- **Record extracts**
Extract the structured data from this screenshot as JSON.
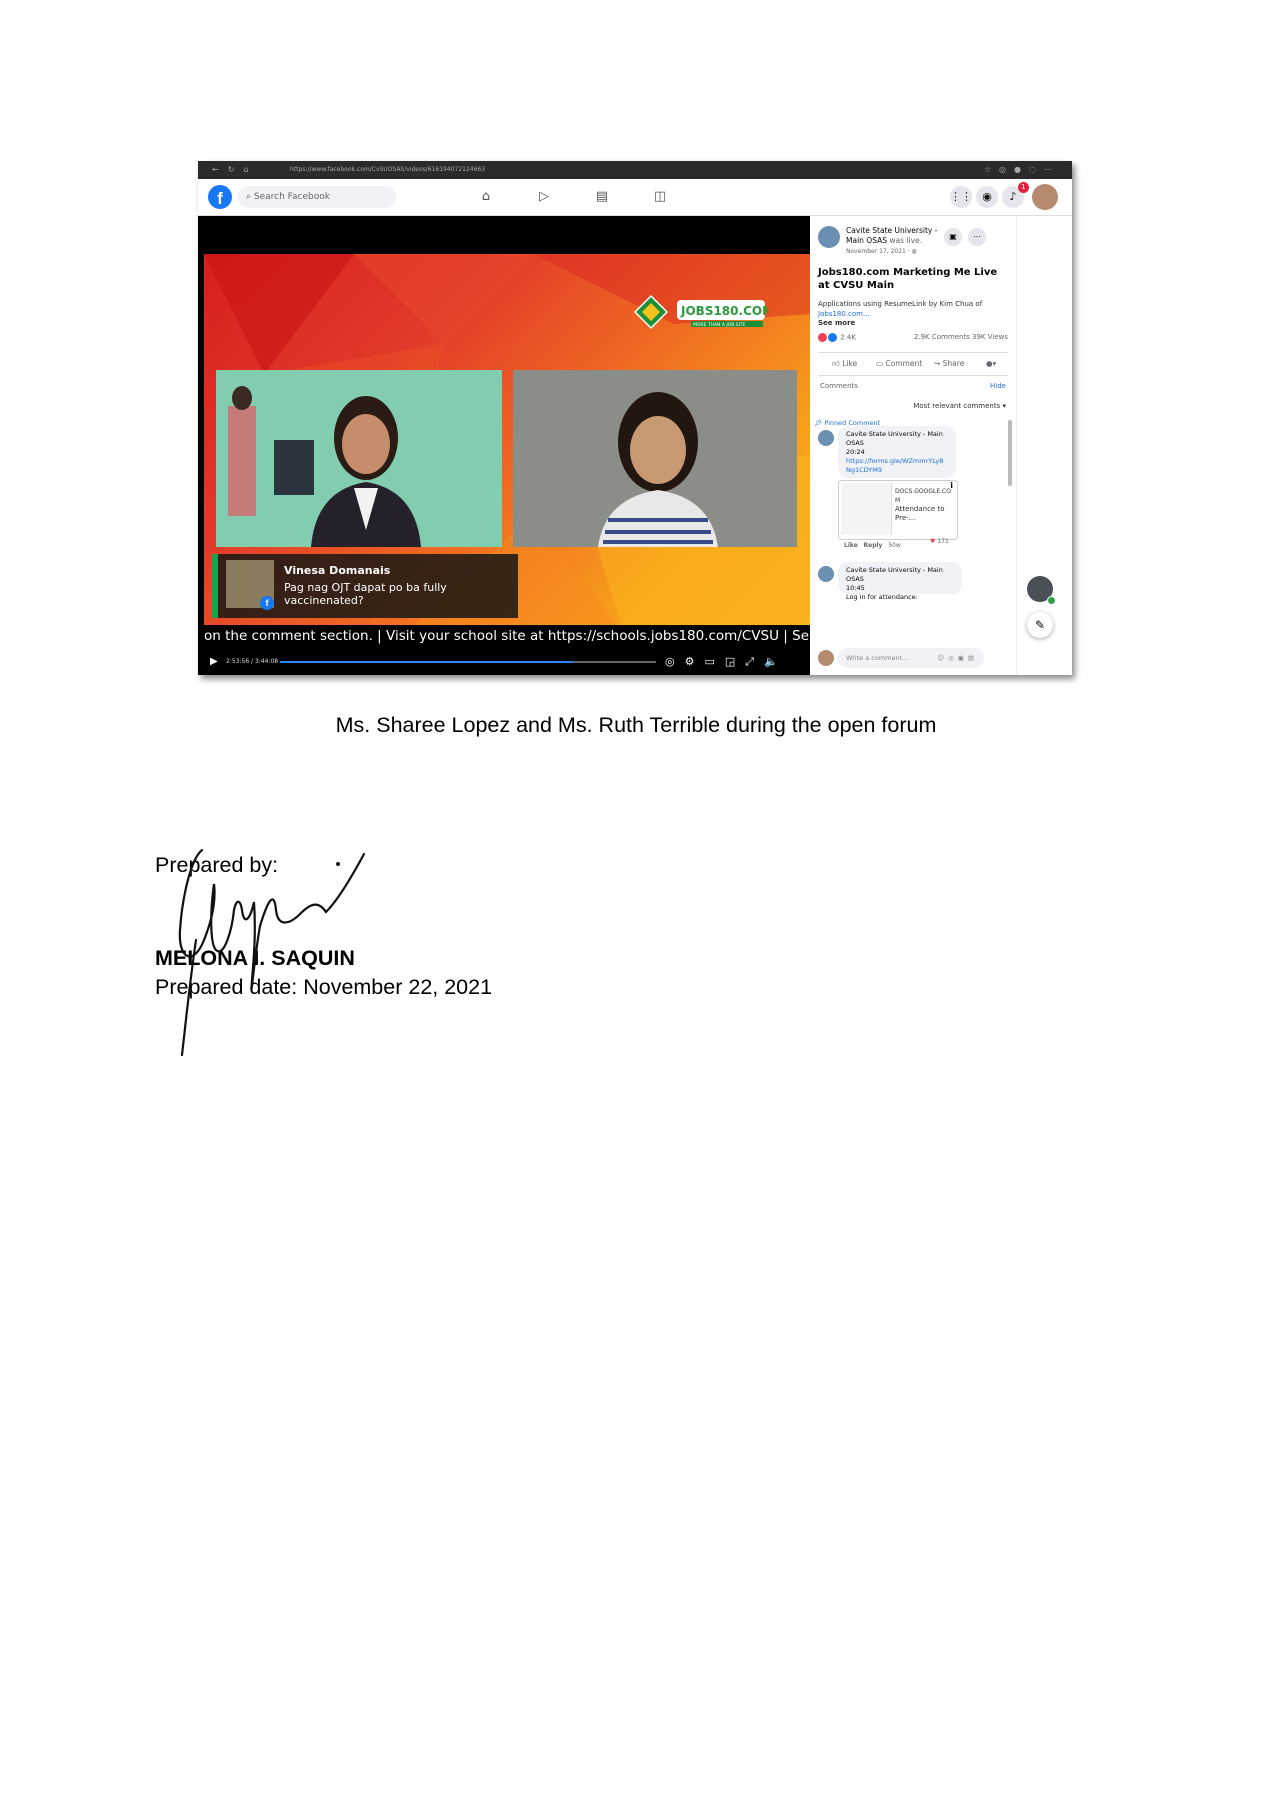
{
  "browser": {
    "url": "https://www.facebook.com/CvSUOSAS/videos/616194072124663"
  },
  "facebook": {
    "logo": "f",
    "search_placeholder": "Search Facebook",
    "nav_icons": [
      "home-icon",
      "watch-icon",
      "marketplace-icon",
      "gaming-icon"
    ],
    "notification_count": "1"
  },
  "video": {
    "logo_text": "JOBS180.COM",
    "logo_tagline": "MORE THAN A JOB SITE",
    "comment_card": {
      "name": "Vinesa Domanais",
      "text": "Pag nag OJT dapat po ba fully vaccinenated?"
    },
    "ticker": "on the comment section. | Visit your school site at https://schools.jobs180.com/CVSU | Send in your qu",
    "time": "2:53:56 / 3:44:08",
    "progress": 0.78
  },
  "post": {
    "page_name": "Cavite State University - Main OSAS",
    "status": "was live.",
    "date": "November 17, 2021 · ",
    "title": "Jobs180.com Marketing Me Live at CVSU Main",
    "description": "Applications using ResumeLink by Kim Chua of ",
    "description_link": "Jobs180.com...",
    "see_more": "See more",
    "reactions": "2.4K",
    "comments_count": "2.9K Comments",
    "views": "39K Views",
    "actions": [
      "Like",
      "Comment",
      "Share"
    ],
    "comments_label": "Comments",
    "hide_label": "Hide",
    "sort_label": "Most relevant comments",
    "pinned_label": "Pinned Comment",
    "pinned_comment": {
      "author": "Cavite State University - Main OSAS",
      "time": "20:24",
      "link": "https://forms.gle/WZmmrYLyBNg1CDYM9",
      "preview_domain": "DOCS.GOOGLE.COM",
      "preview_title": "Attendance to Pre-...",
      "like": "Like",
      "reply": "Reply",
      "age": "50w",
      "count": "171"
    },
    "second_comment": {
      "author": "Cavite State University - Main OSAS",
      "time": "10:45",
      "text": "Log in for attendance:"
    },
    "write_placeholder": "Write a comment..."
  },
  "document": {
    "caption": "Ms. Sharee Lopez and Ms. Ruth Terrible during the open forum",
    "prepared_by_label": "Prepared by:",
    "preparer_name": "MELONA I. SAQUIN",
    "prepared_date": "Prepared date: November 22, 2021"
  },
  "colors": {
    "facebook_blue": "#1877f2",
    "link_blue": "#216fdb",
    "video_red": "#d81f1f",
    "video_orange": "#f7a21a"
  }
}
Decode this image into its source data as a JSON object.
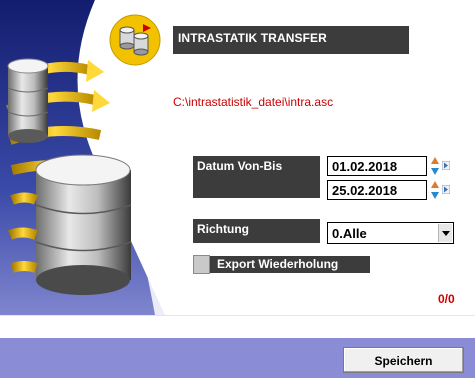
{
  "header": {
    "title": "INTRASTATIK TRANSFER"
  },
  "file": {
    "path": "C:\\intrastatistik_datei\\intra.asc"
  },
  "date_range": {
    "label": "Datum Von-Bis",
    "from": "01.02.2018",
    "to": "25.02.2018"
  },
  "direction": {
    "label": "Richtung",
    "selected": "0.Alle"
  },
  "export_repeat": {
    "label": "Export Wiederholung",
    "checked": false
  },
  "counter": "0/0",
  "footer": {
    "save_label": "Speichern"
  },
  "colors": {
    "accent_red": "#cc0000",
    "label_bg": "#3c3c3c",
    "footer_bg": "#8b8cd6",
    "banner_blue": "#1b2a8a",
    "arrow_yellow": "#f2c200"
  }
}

- **Do this**
Without the pictures, return the entries exactly as they appear.

- **Complete response**
Extract the structured data from this screenshot as JSON.
{
  "browser": {
    "url": "https://www.facebook.com/CvSUOSAS/videos/616194072124663"
  },
  "facebook": {
    "logo": "f",
    "search_placeholder": "Search Facebook",
    "nav_icons": [
      "home-icon",
      "watch-icon",
      "marketplace-icon",
      "gaming-icon"
    ],
    "notification_count": "1"
  },
  "video": {
    "logo_text": "JOBS180.COM",
    "logo_tagline": "MORE THAN A JOB SITE",
    "comment_card": {
      "name": "Vinesa Domanais",
      "text": "Pag nag OJT dapat po ba fully vaccinenated?"
    },
    "ticker": "on the comment section. | Visit your school site at https://schools.jobs180.com/CVSU | Send in your qu",
    "time": "2:53:56 / 3:44:08",
    "progress": 0.78
  },
  "post": {
    "page_name": "Cavite State University - Main OSAS",
    "status": "was live.",
    "date": "November 17, 2021 · ",
    "title": "Jobs180.com Marketing Me Live at CVSU Main",
    "description": "Applications using ResumeLink by Kim Chua of ",
    "description_link": "Jobs180.com...",
    "see_more": "See more",
    "reactions": "2.4K",
    "comments_count": "2.9K Comments",
    "views": "39K Views",
    "actions": [
      "Like",
      "Comment",
      "Share"
    ],
    "comments_label": "Comments",
    "hide_label": "Hide",
    "sort_label": "Most relevant comments",
    "pinned_label": "Pinned Comment",
    "pinned_comment": {
      "author": "Cavite State University - Main OSAS",
      "time": "20:24",
      "link": "https://forms.gle/WZmmrYLyBNg1CDYM9",
      "preview_domain": "DOCS.GOOGLE.COM",
      "preview_title": "Attendance to Pre-...",
      "like": "Like",
      "reply": "Reply",
      "age": "50w",
      "count": "171"
    },
    "second_comment": {
      "author": "Cavite State University - Main OSAS",
      "time": "10:45",
      "text": "Log in for attendance:"
    },
    "write_placeholder": "Write a comment..."
  },
  "document": {
    "caption": "Ms. Sharee Lopez and Ms. Ruth Terrible during the open forum",
    "prepared_by_label": "Prepared by:",
    "preparer_name": "MELONA I. SAQUIN",
    "prepared_date": "Prepared date: November 22, 2021"
  },
  "colors": {
    "facebook_blue": "#1877f2",
    "link_blue": "#216fdb",
    "video_red": "#d81f1f",
    "video_orange": "#f7a21a"
  }
}
Decode this image into its source data as a JSON object.
{
  "header": {
    "title": "INTRASTATIK TRANSFER"
  },
  "file": {
    "path": "C:\\intrastatistik_datei\\intra.asc"
  },
  "date_range": {
    "label": "Datum Von-Bis",
    "from": "01.02.2018",
    "to": "25.02.2018"
  },
  "direction": {
    "label": "Richtung",
    "selected": "0.Alle"
  },
  "export_repeat": {
    "label": "Export Wiederholung",
    "checked": false
  },
  "counter": "0/0",
  "footer": {
    "save_label": "Speichern"
  },
  "colors": {
    "accent_red": "#cc0000",
    "label_bg": "#3c3c3c",
    "footer_bg": "#8b8cd6",
    "banner_blue": "#1b2a8a",
    "arrow_yellow": "#f2c200"
  }
}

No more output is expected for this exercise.